**Problem to solve:** Copy the records below word for word, leaving out the pictures.

**Information shown:**
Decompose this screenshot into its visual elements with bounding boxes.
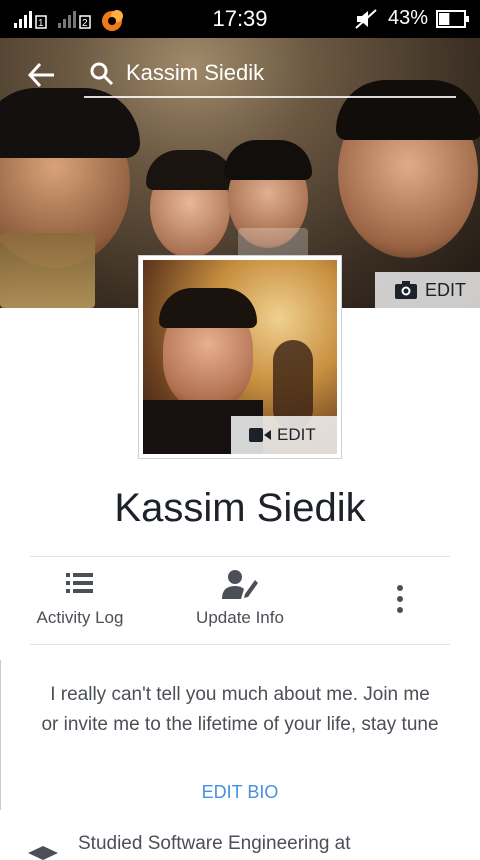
profile-picture[interactable]: EDIT [143,260,337,454]
update-info-button[interactable]: Update Info [180,568,300,628]
edit-cover-label: EDIT [425,279,467,300]
status-bar: 1 2 17:39 43% [0,0,480,38]
search-input[interactable]: Kassim Siedik [126,60,264,86]
top-bar: Kassim Siedik [0,38,480,108]
cover-person-hair [224,140,312,180]
battery-icon [436,10,469,28]
bio-text: I really can't tell you much about me. J… [41,684,439,735]
divider [30,556,450,557]
camera-icon [395,281,417,299]
profile-name: Kassim Siedik [114,486,366,530]
cover-glass [0,233,95,308]
edit-bio-link[interactable]: EDIT BIO [0,782,480,803]
edit-profile-picture-button[interactable]: EDIT [231,416,337,454]
battery-percent: 43% [387,7,428,29]
graduation-cap-icon [28,846,58,860]
person-edit-icon [222,570,258,599]
edit-cover-button[interactable]: EDIT [375,272,480,308]
edit-profile-picture-label: EDIT [277,425,316,444]
profile-picture-frame[interactable]: EDIT [138,255,342,459]
search-underline [84,96,456,98]
divider [30,644,450,645]
activity-log-button[interactable]: Activity Log [20,568,140,628]
update-info-label: Update Info [196,608,284,627]
video-camera-icon [249,428,271,442]
mute-icon [355,9,377,29]
profile-person-hair [159,288,257,328]
arrow-left-icon[interactable] [26,60,58,90]
more-vertical-icon [397,585,403,613]
activity-log-label: Activity Log [36,608,124,627]
more-options-button[interactable] [380,584,420,614]
education-text: Studied Software Engineering at [78,833,351,854]
cover-person-hair [146,150,234,190]
list-icon [66,573,93,593]
search-icon [90,62,114,86]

**Written solution:**
Decompose this screenshot into its visual elements with bounding boxes.
profile-picture[interactable]: EDIT [143,260,337,454]
update-info-button[interactable]: Update Info [180,568,300,628]
edit-cover-label: EDIT [425,279,467,300]
status-bar: 1 2 17:39 43% [0,0,480,38]
search-input[interactable]: Kassim Siedik [126,60,264,86]
top-bar: Kassim Siedik [0,38,480,108]
cover-person-hair [224,140,312,180]
battery-icon [436,10,469,28]
bio-text: I really can't tell you much about me. J… [41,684,439,735]
divider [30,556,450,557]
camera-icon [395,281,417,299]
profile-name: Kassim Siedik [114,486,366,530]
cover-glass [0,233,95,308]
edit-bio-link[interactable]: EDIT BIO [0,782,480,803]
edit-profile-picture-button[interactable]: EDIT [231,416,337,454]
battery-percent: 43% [387,7,428,29]
graduation-cap-icon [28,846,58,860]
person-edit-icon [222,570,258,599]
edit-cover-button[interactable]: EDIT [375,272,480,308]
edit-profile-picture-label: EDIT [277,425,316,444]
profile-picture-frame[interactable]: EDIT [138,255,342,459]
search-underline [84,96,456,98]
divider [30,644,450,645]
activity-log-button[interactable]: Activity Log [20,568,140,628]
update-info-label: Update Info [196,608,284,627]
video-camera-icon [249,428,271,442]
mute-icon [355,9,377,29]
profile-person-hair [159,288,257,328]
arrow-left-icon[interactable] [26,60,58,90]
more-vertical-icon [397,585,403,613]
activity-log-label: Activity Log [36,608,124,627]
more-options-button[interactable] [380,584,420,614]
education-text: Studied Software Engineering at [78,833,351,854]
cover-person-hair [146,150,234,190]
list-icon [66,573,93,593]
search-icon [90,62,114,86]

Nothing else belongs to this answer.